• REQUIREMENTS
In the material below, list every line carrying the string "crescita".

• SUPPLIED MATERIAL
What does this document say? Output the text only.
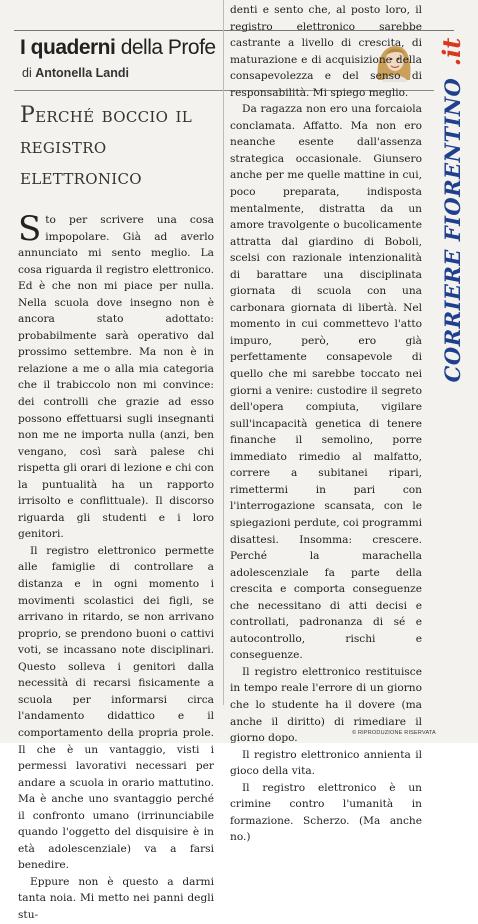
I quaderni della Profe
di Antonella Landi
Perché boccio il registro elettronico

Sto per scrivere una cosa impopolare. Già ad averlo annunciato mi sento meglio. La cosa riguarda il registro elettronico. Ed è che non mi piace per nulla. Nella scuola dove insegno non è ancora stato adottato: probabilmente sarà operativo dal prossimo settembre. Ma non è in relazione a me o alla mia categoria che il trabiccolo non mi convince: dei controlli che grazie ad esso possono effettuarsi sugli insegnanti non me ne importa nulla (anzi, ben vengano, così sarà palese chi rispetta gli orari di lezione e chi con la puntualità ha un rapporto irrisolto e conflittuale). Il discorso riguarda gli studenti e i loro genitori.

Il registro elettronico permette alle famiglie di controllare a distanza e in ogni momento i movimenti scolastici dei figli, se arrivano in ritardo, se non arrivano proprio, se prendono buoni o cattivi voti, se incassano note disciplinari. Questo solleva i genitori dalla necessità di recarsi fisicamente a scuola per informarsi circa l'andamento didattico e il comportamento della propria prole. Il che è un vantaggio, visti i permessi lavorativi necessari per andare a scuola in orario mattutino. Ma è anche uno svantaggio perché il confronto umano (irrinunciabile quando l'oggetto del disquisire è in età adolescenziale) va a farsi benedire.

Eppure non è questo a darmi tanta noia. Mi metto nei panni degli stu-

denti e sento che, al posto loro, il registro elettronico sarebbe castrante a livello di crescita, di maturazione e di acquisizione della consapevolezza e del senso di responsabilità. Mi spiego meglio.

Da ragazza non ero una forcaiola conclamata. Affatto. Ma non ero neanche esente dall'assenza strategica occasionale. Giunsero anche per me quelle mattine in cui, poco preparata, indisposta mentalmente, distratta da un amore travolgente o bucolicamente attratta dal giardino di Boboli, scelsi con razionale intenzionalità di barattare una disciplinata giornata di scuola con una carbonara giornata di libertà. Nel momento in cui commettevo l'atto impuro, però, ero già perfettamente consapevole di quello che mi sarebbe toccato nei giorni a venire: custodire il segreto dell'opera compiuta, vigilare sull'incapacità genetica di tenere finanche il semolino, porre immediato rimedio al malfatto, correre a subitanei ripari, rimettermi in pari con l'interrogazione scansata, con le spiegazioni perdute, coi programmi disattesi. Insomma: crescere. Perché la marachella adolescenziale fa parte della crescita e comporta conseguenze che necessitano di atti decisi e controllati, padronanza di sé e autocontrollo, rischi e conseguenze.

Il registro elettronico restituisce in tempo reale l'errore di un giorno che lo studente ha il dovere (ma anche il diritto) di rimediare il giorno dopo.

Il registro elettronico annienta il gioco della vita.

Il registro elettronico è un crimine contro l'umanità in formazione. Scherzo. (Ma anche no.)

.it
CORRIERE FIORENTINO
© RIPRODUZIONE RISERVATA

• EXERCISE RESPONSE
denti e sento che, al posto loro, il registro elettronico sarebbe castrante a livello di crescita, di maturazione e di acquisizione della consapevolezza e del senso di responsabilità. Mi spiego meglio.
Da ragazza non ero una forcaiola conclamata. Affatto. Ma non ero neanche esente dall'assenza strategica occasionale. Giunsero anche per me quelle mattine in cui, poco preparata, indisposta mentalmente, distratta da un amore travolgente o bucolicamente attratta dal giardino di Boboli, scelsi con razionale intenzionalità di barattare una disciplinata giornata di scuola con una carbonara giornata di libertà. Nel momento in cui commettevo l'atto impuro, però, ero già perfettamente consapevole di quello che mi sarebbe toccato nei giorni a venire: custodire il segreto dell'opera compiuta, vigilare sull'incapacità genetica di tenere finanche il semolino, porre immediato rimedio al malfatto, correre a subitanei ripari, rimettermi in pari con l'interrogazione scansata, con le spiegazioni perdute, coi programmi disattesi. Insomma: crescere. Perché la marachella adolescenziale fa parte della crescita e comporta conseguenze che necessitano di atti decisi e controllati, padronanza di sé e autocontrollo, rischi e conseguenze.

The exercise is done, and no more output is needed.